RECORDS FOR PROCESSING:

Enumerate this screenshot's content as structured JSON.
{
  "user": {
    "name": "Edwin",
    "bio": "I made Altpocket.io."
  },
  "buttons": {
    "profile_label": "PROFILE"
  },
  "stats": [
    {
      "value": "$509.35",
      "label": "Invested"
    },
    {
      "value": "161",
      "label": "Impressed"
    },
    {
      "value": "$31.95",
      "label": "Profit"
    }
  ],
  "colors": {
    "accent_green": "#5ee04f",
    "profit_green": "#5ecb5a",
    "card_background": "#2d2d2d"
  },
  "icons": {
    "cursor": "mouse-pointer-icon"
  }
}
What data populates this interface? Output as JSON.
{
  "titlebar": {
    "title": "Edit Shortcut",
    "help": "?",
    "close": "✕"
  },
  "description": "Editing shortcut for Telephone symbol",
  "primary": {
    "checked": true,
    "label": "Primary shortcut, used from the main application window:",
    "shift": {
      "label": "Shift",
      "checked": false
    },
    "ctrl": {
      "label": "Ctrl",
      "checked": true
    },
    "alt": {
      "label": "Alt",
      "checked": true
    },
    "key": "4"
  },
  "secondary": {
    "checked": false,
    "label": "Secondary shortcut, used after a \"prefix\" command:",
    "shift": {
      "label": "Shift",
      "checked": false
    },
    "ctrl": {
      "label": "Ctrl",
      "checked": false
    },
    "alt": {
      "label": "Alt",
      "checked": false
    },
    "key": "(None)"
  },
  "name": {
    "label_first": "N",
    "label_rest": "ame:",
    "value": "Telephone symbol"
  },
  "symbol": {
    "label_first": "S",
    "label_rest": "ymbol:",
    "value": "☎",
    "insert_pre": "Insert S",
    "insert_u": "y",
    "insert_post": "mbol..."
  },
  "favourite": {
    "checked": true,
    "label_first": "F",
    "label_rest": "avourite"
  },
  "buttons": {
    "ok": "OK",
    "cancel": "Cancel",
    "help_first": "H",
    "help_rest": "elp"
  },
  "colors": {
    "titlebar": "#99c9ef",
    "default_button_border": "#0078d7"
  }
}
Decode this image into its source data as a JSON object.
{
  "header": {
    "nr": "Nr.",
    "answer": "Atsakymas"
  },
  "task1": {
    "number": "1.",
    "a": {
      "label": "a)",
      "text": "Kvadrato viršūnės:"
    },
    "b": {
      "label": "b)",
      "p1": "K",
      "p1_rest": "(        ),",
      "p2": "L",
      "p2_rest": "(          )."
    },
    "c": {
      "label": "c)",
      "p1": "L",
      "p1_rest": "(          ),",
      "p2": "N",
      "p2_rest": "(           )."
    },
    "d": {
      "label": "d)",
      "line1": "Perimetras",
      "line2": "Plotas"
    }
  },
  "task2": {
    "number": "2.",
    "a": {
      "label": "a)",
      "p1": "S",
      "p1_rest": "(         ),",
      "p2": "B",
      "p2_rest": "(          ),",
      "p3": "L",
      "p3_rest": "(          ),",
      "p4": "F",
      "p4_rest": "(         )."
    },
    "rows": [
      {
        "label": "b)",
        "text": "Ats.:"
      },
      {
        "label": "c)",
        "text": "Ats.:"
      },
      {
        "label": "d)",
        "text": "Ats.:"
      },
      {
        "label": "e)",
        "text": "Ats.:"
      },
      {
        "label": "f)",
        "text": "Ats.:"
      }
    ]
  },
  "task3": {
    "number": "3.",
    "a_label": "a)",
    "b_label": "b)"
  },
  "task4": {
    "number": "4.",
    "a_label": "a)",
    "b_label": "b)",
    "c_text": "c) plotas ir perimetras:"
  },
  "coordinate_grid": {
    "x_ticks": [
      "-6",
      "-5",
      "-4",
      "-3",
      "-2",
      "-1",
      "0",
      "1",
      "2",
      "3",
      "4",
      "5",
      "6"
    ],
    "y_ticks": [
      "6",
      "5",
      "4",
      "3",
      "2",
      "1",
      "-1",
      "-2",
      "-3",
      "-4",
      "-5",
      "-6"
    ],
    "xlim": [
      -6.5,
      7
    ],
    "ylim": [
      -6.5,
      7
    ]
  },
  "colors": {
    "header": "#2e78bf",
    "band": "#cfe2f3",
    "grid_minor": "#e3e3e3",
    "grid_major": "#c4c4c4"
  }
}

WHAT IS NEEDED: Write out the entries in full, exactly as given.

OUTPUT OF THE EXERCISE:
Enumerate this screenshot's content as structured JSON.
{
  "user": {
    "name": "Edwin",
    "bio": "I made Altpocket.io."
  },
  "buttons": {
    "profile_label": "PROFILE"
  },
  "stats": [
    {
      "value": "$509.35",
      "label": "Invested"
    },
    {
      "value": "161",
      "label": "Impressed"
    },
    {
      "value": "$31.95",
      "label": "Profit"
    }
  ],
  "colors": {
    "accent_green": "#5ee04f",
    "profit_green": "#5ecb5a",
    "card_background": "#2d2d2d"
  },
  "icons": {
    "cursor": "mouse-pointer-icon"
  }
}
What data populates this interface? Output as JSON.
{
  "titlebar": {
    "title": "Edit Shortcut",
    "help": "?",
    "close": "✕"
  },
  "description": "Editing shortcut for Telephone symbol",
  "primary": {
    "checked": true,
    "label": "Primary shortcut, used from the main application window:",
    "shift": {
      "label": "Shift",
      "checked": false
    },
    "ctrl": {
      "label": "Ctrl",
      "checked": true
    },
    "alt": {
      "label": "Alt",
      "checked": true
    },
    "key": "4"
  },
  "secondary": {
    "checked": false,
    "label": "Secondary shortcut, used after a \"prefix\" command:",
    "shift": {
      "label": "Shift",
      "checked": false
    },
    "ctrl": {
      "label": "Ctrl",
      "checked": false
    },
    "alt": {
      "label": "Alt",
      "checked": false
    },
    "key": "(None)"
  },
  "name": {
    "label_first": "N",
    "label_rest": "ame:",
    "value": "Telephone symbol"
  },
  "symbol": {
    "label_first": "S",
    "label_rest": "ymbol:",
    "value": "☎",
    "insert_pre": "Insert S",
    "insert_u": "y",
    "insert_post": "mbol..."
  },
  "favourite": {
    "checked": true,
    "label_first": "F",
    "label_rest": "avourite"
  },
  "buttons": {
    "ok": "OK",
    "cancel": "Cancel",
    "help_first": "H",
    "help_rest": "elp"
  },
  "colors": {
    "titlebar": "#99c9ef",
    "default_button_border": "#0078d7"
  }
}
Decode this image into its source data as a JSON object.
{
  "header": {
    "nr": "Nr.",
    "answer": "Atsakymas"
  },
  "task1": {
    "number": "1.",
    "a": {
      "label": "a)",
      "text": "Kvadrato viršūnės:"
    },
    "b": {
      "label": "b)",
      "p1": "K",
      "p1_rest": "(        ),",
      "p2": "L",
      "p2_rest": "(          )."
    },
    "c": {
      "label": "c)",
      "p1": "L",
      "p1_rest": "(          ),",
      "p2": "N",
      "p2_rest": "(           )."
    },
    "d": {
      "label": "d)",
      "line1": "Perimetras",
      "line2": "Plotas"
    }
  },
  "task2": {
    "number": "2.",
    "a": {
      "label": "a)",
      "p1": "S",
      "p1_rest": "(         ),",
      "p2": "B",
      "p2_rest": "(          ),",
      "p3": "L",
      "p3_rest": "(          ),",
      "p4": "F",
      "p4_rest": "(         )."
    },
    "rows": [
      {
        "label": "b)",
        "text": "Ats.:"
      },
      {
        "label": "c)",
        "text": "Ats.:"
      },
      {
        "label": "d)",
        "text": "Ats.:"
      },
      {
        "label": "e)",
        "text": "Ats.:"
      },
      {
        "label": "f)",
        "text": "Ats.:"
      }
    ]
  },
  "task3": {
    "number": "3.",
    "a_label": "a)",
    "b_label": "b)"
  },
  "task4": {
    "number": "4.",
    "a_label": "a)",
    "b_label": "b)",
    "c_text": "c) plotas ir perimetras:"
  },
  "coordinate_grid": {
    "x_ticks": [
      "-6",
      "-5",
      "-4",
      "-3",
      "-2",
      "-1",
      "0",
      "1",
      "2",
      "3",
      "4",
      "5",
      "6"
    ],
    "y_ticks": [
      "6",
      "5",
      "4",
      "3",
      "2",
      "1",
      "-1",
      "-2",
      "-3",
      "-4",
      "-5",
      "-6"
    ],
    "xlim": [
      -6.5,
      7
    ],
    "ylim": [
      -6.5,
      7
    ]
  },
  "colors": {
    "header": "#2e78bf",
    "band": "#cfe2f3",
    "grid_minor": "#e3e3e3",
    "grid_major": "#c4c4c4"
  }
}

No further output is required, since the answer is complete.